• Task objective
Go through the entries and count the lines with the string "没有理想信念" in them. Give only that number.

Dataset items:

## Start

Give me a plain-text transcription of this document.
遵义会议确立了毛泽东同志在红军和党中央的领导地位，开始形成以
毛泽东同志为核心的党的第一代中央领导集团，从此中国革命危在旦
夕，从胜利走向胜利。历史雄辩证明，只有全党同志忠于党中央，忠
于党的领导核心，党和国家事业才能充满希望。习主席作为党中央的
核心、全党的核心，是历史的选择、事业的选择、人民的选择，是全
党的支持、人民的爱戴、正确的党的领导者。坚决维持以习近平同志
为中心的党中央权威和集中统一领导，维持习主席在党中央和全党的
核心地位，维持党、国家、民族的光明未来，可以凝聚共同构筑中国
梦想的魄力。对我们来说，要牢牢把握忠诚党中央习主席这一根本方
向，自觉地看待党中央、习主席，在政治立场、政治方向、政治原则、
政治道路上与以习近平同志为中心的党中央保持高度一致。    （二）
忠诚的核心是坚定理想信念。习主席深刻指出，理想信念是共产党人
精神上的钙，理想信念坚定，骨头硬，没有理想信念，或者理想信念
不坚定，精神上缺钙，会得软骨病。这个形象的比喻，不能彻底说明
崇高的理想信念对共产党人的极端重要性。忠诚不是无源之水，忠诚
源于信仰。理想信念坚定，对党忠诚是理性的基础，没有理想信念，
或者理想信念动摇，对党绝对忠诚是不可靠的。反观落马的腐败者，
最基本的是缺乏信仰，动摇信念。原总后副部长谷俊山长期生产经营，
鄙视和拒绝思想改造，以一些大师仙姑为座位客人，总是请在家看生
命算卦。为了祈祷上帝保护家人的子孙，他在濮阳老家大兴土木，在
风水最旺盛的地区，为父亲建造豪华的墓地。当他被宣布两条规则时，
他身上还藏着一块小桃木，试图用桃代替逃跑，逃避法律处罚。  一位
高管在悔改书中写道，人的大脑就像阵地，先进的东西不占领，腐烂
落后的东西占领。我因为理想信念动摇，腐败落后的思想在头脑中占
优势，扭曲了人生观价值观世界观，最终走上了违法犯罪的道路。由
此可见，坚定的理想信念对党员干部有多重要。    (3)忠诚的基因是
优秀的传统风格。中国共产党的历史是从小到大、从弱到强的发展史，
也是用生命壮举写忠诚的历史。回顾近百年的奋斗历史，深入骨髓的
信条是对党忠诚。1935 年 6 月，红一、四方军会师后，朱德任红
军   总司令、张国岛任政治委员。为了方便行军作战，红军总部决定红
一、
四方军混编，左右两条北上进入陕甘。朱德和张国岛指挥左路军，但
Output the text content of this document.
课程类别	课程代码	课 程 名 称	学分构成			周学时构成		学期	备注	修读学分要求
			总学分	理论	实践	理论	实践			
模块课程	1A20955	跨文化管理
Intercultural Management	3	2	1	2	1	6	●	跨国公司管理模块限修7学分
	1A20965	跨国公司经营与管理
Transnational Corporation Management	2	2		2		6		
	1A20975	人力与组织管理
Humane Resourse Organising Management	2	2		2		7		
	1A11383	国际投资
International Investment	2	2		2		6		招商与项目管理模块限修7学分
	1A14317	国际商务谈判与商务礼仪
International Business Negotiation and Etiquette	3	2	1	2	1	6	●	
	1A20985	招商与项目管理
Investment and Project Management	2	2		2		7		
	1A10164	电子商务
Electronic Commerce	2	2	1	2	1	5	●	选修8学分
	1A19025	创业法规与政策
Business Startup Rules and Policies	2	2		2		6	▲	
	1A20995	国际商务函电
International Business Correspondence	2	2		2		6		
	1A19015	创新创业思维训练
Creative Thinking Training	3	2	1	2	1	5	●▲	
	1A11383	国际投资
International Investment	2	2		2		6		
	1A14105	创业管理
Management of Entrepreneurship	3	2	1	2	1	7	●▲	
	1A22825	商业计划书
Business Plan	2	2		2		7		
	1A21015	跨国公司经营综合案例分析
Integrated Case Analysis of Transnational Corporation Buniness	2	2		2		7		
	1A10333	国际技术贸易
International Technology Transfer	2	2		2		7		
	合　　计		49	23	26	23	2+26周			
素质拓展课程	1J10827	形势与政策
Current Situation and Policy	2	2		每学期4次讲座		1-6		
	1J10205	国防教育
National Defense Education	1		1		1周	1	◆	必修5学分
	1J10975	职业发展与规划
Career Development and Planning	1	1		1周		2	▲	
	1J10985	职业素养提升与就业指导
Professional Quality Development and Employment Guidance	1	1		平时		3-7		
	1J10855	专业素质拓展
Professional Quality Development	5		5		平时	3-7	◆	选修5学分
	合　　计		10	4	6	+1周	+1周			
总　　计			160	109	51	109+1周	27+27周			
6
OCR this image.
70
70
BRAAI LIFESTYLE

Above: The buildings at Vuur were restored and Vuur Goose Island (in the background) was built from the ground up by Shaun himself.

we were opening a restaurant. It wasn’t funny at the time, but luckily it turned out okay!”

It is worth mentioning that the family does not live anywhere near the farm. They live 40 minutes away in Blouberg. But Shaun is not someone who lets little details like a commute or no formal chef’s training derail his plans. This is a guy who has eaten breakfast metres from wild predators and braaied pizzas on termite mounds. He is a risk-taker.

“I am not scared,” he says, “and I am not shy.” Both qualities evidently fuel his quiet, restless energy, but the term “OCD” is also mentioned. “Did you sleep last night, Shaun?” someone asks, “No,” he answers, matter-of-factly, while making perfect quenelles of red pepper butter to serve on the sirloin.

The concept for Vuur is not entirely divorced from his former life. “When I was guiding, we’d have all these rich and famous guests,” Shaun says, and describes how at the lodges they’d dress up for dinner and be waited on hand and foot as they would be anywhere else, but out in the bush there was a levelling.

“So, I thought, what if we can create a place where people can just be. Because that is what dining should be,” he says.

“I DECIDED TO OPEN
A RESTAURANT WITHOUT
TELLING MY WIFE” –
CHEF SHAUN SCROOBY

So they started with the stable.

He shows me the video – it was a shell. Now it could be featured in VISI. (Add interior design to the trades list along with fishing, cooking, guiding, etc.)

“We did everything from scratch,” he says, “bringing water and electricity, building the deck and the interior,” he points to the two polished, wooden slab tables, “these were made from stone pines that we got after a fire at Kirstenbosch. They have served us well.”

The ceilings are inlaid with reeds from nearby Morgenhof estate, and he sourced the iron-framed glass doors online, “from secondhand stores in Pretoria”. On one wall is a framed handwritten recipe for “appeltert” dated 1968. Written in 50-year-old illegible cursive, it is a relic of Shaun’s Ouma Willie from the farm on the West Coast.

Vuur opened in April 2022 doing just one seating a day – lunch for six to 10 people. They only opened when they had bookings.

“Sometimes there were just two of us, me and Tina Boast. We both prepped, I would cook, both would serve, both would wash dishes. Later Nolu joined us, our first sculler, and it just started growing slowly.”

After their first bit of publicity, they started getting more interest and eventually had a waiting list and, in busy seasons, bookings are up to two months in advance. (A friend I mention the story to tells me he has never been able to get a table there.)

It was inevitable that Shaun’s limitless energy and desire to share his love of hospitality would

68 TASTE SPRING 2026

## End

• Answer to this exercise
2